--- Begin PROVIDED INFORMATION ---
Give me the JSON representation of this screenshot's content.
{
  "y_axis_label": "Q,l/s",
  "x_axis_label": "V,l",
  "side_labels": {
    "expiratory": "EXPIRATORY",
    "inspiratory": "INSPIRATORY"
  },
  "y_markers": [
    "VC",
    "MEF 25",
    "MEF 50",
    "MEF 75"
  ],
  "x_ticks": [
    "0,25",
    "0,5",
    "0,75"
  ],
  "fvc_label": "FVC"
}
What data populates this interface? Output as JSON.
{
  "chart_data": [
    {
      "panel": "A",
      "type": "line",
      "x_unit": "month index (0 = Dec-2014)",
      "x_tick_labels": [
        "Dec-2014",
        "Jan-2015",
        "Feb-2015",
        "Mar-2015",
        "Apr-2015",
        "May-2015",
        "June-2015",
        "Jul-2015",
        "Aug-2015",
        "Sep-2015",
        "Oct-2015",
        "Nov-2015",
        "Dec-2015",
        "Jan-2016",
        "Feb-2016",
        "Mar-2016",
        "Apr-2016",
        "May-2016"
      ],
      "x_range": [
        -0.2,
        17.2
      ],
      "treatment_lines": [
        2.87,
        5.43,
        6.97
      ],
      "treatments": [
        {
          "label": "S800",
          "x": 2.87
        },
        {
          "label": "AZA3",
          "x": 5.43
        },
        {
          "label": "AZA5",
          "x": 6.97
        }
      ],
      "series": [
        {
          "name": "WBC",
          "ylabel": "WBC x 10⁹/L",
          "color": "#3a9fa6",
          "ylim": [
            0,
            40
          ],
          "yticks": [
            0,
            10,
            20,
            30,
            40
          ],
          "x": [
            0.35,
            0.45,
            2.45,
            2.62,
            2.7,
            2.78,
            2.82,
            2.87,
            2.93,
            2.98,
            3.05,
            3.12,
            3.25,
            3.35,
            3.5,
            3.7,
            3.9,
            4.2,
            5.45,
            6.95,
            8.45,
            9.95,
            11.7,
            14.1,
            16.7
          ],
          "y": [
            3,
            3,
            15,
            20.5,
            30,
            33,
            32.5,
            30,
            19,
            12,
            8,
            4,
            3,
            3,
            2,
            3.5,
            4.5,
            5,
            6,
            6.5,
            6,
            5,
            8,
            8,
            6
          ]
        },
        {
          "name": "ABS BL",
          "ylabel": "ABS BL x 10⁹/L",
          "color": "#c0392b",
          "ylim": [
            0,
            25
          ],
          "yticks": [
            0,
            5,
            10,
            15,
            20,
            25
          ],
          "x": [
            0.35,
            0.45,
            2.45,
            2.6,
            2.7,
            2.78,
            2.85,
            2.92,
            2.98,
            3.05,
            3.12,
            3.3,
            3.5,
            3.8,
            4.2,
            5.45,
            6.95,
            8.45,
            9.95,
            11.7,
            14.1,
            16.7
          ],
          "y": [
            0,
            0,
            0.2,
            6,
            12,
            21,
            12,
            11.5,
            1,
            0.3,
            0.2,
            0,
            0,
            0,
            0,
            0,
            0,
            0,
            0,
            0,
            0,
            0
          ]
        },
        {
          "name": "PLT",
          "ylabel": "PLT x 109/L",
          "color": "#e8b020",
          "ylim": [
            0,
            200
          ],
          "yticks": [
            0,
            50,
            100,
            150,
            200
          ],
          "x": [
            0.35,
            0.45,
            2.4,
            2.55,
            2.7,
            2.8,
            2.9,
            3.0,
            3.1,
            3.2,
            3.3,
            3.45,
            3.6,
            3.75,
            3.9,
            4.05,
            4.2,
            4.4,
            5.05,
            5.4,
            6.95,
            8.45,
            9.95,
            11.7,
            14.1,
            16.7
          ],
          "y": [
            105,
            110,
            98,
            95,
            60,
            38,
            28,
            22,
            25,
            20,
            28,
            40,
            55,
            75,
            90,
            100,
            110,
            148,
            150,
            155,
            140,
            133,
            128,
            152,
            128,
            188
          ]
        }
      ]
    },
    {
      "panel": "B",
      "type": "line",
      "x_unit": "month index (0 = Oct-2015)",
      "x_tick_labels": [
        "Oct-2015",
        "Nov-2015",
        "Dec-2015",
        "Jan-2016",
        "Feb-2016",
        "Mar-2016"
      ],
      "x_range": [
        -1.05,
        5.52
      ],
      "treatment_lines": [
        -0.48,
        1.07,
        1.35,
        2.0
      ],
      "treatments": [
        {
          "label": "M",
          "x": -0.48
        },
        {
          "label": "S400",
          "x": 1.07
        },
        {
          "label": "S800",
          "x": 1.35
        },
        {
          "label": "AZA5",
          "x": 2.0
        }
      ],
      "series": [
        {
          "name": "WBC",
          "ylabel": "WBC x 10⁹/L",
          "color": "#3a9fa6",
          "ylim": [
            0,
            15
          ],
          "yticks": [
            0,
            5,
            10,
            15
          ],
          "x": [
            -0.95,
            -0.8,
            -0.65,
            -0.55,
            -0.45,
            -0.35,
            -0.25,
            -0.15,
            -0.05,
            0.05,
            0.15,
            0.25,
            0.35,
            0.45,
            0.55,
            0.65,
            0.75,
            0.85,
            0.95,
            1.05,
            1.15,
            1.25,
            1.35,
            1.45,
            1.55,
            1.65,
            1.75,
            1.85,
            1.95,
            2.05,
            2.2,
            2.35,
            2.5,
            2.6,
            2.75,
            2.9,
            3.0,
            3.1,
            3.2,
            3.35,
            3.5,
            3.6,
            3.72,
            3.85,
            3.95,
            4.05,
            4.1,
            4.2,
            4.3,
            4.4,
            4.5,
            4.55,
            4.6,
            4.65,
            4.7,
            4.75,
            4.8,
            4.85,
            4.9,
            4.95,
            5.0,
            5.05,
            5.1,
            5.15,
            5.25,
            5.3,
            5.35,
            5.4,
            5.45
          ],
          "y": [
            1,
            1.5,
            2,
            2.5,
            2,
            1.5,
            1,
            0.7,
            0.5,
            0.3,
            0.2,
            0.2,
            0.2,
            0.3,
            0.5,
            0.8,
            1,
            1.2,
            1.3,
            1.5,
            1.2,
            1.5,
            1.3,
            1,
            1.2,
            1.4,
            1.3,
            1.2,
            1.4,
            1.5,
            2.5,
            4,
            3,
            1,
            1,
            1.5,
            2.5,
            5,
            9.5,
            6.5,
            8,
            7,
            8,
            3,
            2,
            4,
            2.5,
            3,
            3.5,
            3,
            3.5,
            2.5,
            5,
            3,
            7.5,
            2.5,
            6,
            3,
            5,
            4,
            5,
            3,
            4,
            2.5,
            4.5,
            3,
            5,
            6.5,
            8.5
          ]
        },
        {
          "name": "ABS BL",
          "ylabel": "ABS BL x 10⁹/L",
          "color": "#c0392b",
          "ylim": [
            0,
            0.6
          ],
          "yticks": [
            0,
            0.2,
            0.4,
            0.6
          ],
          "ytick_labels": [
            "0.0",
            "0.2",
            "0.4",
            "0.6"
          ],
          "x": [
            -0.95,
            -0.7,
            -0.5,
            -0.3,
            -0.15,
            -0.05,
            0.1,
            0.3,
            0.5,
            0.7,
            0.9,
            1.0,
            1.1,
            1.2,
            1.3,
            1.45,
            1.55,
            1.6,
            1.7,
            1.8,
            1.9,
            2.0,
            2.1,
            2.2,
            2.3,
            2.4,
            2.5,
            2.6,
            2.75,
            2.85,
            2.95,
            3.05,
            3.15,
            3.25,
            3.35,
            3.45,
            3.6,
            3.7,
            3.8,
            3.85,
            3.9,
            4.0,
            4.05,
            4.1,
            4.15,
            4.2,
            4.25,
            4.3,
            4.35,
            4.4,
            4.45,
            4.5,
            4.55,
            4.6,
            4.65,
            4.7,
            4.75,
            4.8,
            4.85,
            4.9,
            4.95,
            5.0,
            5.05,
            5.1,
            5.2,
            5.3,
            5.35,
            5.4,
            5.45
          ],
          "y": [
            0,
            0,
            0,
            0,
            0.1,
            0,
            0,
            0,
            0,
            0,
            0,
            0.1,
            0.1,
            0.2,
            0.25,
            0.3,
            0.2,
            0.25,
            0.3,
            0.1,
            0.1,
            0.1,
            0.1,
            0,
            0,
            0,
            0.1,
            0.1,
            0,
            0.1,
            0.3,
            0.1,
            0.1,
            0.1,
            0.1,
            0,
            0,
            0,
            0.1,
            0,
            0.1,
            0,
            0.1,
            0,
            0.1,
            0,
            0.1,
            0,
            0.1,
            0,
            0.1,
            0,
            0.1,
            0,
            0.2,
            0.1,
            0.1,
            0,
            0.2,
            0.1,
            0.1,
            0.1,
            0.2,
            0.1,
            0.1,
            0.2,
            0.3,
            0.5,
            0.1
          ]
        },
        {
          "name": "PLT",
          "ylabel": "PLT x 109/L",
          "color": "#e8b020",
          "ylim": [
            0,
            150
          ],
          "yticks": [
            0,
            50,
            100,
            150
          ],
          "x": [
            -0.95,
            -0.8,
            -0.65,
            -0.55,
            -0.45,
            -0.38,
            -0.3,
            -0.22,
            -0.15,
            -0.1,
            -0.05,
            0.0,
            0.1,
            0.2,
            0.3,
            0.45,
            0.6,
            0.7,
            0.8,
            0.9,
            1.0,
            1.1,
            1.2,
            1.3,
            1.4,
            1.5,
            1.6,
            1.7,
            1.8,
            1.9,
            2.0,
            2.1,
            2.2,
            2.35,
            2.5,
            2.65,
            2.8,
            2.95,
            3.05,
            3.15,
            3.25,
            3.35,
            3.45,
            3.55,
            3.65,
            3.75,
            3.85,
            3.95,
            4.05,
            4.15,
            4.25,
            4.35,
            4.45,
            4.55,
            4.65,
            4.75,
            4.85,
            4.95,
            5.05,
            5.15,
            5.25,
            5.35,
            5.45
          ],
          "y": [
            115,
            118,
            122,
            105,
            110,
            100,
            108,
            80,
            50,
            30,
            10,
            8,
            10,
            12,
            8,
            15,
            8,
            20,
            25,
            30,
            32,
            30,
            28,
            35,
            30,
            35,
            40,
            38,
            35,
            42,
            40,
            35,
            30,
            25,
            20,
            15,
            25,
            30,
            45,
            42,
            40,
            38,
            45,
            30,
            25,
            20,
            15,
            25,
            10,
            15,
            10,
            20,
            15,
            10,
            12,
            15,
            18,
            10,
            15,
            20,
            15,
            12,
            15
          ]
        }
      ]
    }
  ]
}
--- End PROVIDED INFORMATION ---
§ WHAT IS EXPECTED
Show every line in the entries where the string "JSON" occurs.

§ WORKED ANSWER
Give me the JSON representation of this screenshot's content.
What data populates this interface? Output as JSON.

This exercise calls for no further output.